Aim of the task: Establish how many lines in the material include the string "FFFFFF" and report it as a lone number.

Dataset:
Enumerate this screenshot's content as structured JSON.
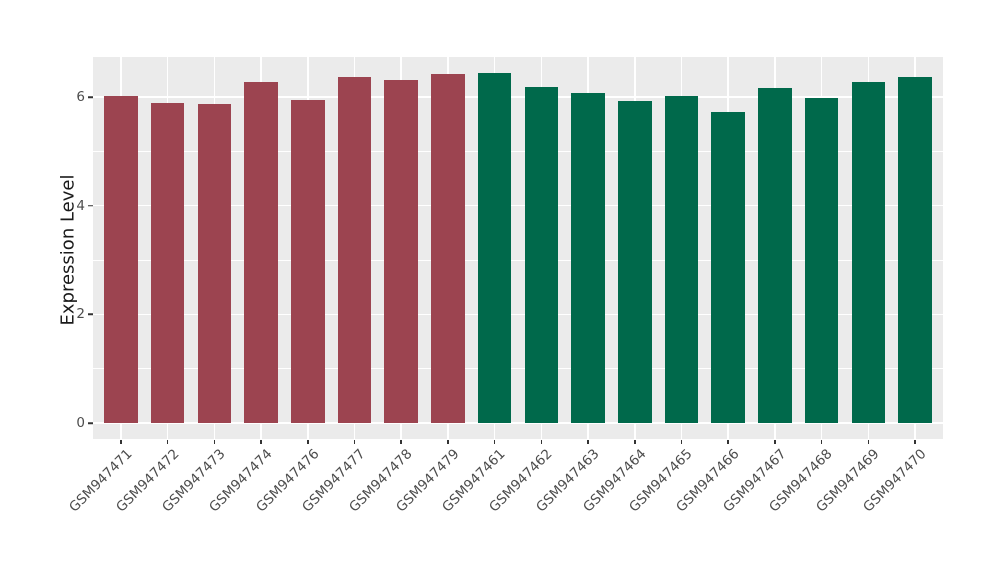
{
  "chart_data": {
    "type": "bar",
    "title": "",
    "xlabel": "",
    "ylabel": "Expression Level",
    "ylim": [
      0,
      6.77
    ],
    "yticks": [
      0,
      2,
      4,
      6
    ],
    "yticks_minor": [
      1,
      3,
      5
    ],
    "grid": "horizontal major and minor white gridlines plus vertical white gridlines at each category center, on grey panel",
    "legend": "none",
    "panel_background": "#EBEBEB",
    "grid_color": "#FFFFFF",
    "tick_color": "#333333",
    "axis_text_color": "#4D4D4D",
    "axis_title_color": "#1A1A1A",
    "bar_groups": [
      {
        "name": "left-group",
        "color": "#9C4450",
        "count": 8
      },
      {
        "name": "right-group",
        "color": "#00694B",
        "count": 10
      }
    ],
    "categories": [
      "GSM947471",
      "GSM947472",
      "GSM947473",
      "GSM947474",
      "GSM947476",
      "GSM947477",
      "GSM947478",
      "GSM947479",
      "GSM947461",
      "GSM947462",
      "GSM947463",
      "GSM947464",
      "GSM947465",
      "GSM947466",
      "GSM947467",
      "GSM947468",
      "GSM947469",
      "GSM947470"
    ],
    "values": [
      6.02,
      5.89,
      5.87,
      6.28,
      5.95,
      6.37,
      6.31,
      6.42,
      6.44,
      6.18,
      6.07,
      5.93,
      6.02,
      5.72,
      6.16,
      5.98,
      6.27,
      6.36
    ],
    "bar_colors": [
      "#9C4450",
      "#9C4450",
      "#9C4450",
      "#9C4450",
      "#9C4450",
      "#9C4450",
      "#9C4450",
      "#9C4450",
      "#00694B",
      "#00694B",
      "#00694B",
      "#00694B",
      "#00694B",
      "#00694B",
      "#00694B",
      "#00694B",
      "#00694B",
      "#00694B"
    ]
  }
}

...

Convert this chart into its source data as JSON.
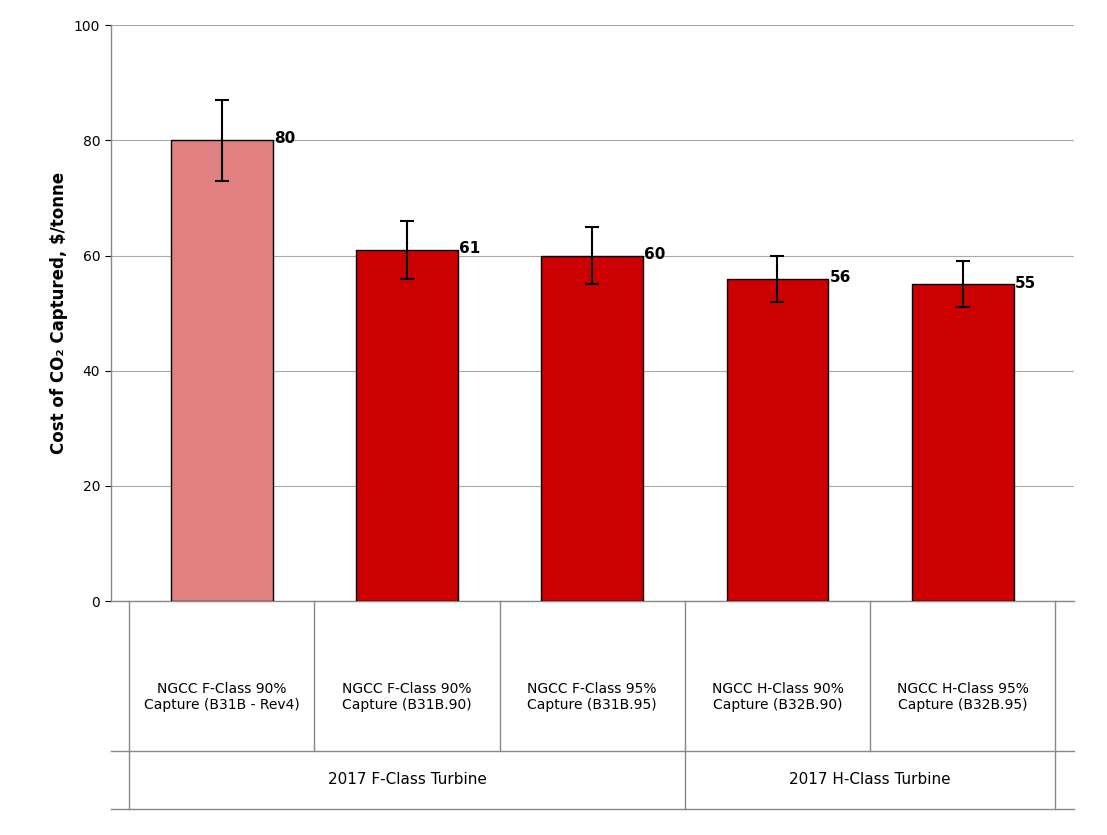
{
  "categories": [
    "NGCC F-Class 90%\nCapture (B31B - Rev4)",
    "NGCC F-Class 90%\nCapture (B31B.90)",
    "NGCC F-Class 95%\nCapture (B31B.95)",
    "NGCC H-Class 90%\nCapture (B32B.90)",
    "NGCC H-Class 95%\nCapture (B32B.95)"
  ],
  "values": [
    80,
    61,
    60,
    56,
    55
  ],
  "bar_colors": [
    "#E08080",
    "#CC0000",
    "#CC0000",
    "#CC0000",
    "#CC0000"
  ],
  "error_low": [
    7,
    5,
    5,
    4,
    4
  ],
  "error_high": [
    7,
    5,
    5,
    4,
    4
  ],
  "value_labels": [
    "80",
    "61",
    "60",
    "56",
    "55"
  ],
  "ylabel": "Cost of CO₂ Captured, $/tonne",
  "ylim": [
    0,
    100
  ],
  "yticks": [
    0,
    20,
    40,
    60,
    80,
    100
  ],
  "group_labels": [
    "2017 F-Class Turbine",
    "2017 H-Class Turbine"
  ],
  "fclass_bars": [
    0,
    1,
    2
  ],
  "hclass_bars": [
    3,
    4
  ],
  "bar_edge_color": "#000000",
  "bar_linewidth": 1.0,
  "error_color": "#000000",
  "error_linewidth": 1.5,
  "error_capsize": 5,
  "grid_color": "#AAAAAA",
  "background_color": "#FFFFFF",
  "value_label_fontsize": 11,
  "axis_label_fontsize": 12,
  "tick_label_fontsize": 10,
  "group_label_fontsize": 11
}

Response: 2